■ **Data extract**:
####

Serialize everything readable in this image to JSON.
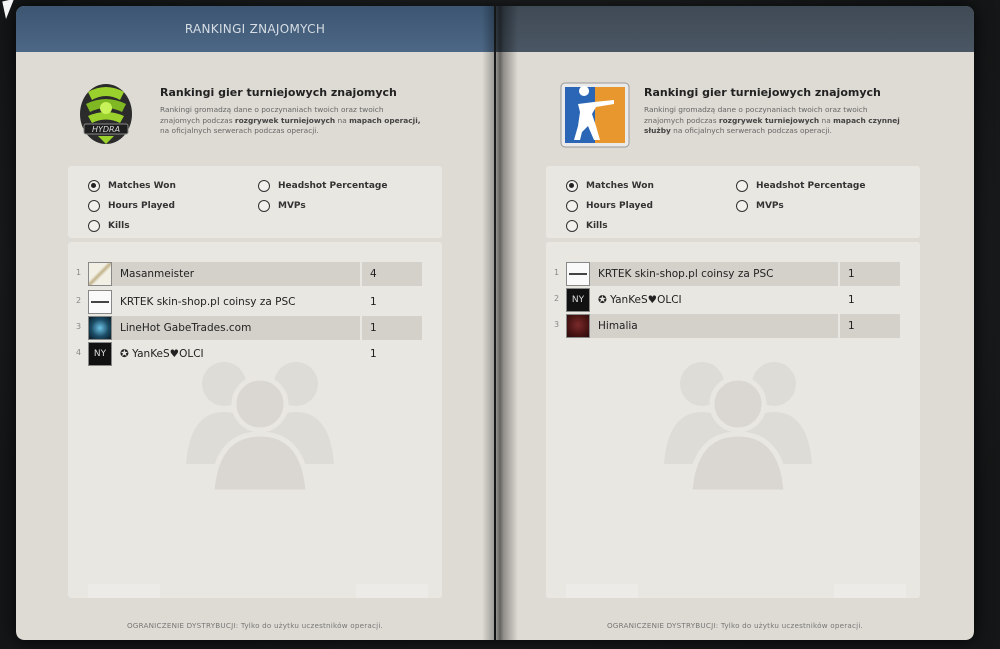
{
  "header": {
    "left_title": "RANKINGI ZNAJOMYCH",
    "right_title": ""
  },
  "left": {
    "logo": "hydra-logo",
    "logo_text": "HYDRA",
    "title": "Rankingi gier turniejowych znajomych",
    "desc_1": "Rankingi gromadzą dane o poczynaniach twoich oraz twoich",
    "desc_2a": "znajomych podczas ",
    "desc_2b": "rozgrywek turniejowych",
    "desc_2c": " na ",
    "desc_2d": "mapach operacji,",
    "desc_3": "na oficjalnych serwerach podczas operacji.",
    "filters": [
      {
        "label": "Matches Won",
        "selected": true
      },
      {
        "label": "Headshot Percentage",
        "selected": false
      },
      {
        "label": "Hours Played",
        "selected": false
      },
      {
        "label": "MVPs",
        "selected": false
      },
      {
        "label": "Kills",
        "selected": false
      }
    ],
    "rows": [
      {
        "rank": "1",
        "name": "Masanmeister",
        "score": "4"
      },
      {
        "rank": "2",
        "name": "KRTEK skin-shop.pl coinsy za PSC",
        "score": "1"
      },
      {
        "rank": "3",
        "name": "LineHot GabeTrades.com",
        "score": "1"
      },
      {
        "rank": "4",
        "name": "✪ YanKeS♥OLCI",
        "score": "1"
      }
    ],
    "footer": "OGRANICZENIE DYSTRYBUCJI: Tylko do użytku uczestników operacji."
  },
  "right": {
    "logo": "counter-strike-logo",
    "title": "Rankingi gier turniejowych znajomych",
    "desc_1": "Rankingi gromadzą dane o poczynaniach twoich oraz twoich",
    "desc_2a": "znajomych podczas ",
    "desc_2b": "rozgrywek turniejowych",
    "desc_2c": " na ",
    "desc_2d": "mapach czynnej",
    "desc_3a": "służby",
    "desc_3b": " na oficjalnych serwerach podczas operacji.",
    "filters": [
      {
        "label": "Matches Won",
        "selected": true
      },
      {
        "label": "Headshot Percentage",
        "selected": false
      },
      {
        "label": "Hours Played",
        "selected": false
      },
      {
        "label": "MVPs",
        "selected": false
      },
      {
        "label": "Kills",
        "selected": false
      }
    ],
    "rows": [
      {
        "rank": "1",
        "name": "KRTEK skin-shop.pl coinsy za PSC",
        "score": "1"
      },
      {
        "rank": "2",
        "name": "✪ YanKeS♥OLCI",
        "score": "1"
      },
      {
        "rank": "3",
        "name": "Himalia",
        "score": "1"
      }
    ],
    "footer": "OGRANICZENIE DYSTRYBUCJI: Tylko do użytku uczestników operacji."
  },
  "colors": {
    "left_header": "#4c6785",
    "right_header": "#4a5663",
    "page_bg": "#dedbd4",
    "hydra_green": "#9bd12c",
    "cs_blue": "#2a66b5",
    "cs_orange": "#e8962e"
  }
}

####

■ **Task goal**: Omit the pictures, and quote the material above exactly as given.

■ **Answer**:
Serialize everything readable in this image to JSON.
{
  "header": {
    "left_title": "RANKINGI ZNAJOMYCH",
    "right_title": ""
  },
  "left": {
    "logo": "hydra-logo",
    "logo_text": "HYDRA",
    "title": "Rankingi gier turniejowych znajomych",
    "desc_1": "Rankingi gromadzą dane o poczynaniach twoich oraz twoich",
    "desc_2a": "znajomych podczas ",
    "desc_2b": "rozgrywek turniejowych",
    "desc_2c": " na ",
    "desc_2d": "mapach operacji,",
    "desc_3": "na oficjalnych serwerach podczas operacji.",
    "filters": [
      {
        "label": "Matches Won",
        "selected": true
      },
      {
        "label": "Headshot Percentage",
        "selected": false
      },
      {
        "label": "Hours Played",
        "selected": false
      },
      {
        "label": "MVPs",
        "selected": false
      },
      {
        "label": "Kills",
        "selected": false
      }
    ],
    "rows": [
      {
        "rank": "1",
        "name": "Masanmeister",
        "score": "4"
      },
      {
        "rank": "2",
        "name": "KRTEK skin-shop.pl coinsy za PSC",
        "score": "1"
      },
      {
        "rank": "3",
        "name": "LineHot GabeTrades.com",
        "score": "1"
      },
      {
        "rank": "4",
        "name": "✪ YanKeS♥OLCI",
        "score": "1"
      }
    ],
    "footer": "OGRANICZENIE DYSTRYBUCJI: Tylko do użytku uczestników operacji."
  },
  "right": {
    "logo": "counter-strike-logo",
    "title": "Rankingi gier turniejowych znajomych",
    "desc_1": "Rankingi gromadzą dane o poczynaniach twoich oraz twoich",
    "desc_2a": "znajomych podczas ",
    "desc_2b": "rozgrywek turniejowych",
    "desc_2c": " na ",
    "desc_2d": "mapach czynnej",
    "desc_3a": "służby",
    "desc_3b": " na oficjalnych serwerach podczas operacji.",
    "filters": [
      {
        "label": "Matches Won",
        "selected": true
      },
      {
        "label": "Headshot Percentage",
        "selected": false
      },
      {
        "label": "Hours Played",
        "selected": false
      },
      {
        "label": "MVPs",
        "selected": false
      },
      {
        "label": "Kills",
        "selected": false
      }
    ],
    "rows": [
      {
        "rank": "1",
        "name": "KRTEK skin-shop.pl coinsy za PSC",
        "score": "1"
      },
      {
        "rank": "2",
        "name": "✪ YanKeS♥OLCI",
        "score": "1"
      },
      {
        "rank": "3",
        "name": "Himalia",
        "score": "1"
      }
    ],
    "footer": "OGRANICZENIE DYSTRYBUCJI: Tylko do użytku uczestników operacji."
  },
  "colors": {
    "left_header": "#4c6785",
    "right_header": "#4a5663",
    "page_bg": "#dedbd4",
    "hydra_green": "#9bd12c",
    "cs_blue": "#2a66b5",
    "cs_orange": "#e8962e"
  }
}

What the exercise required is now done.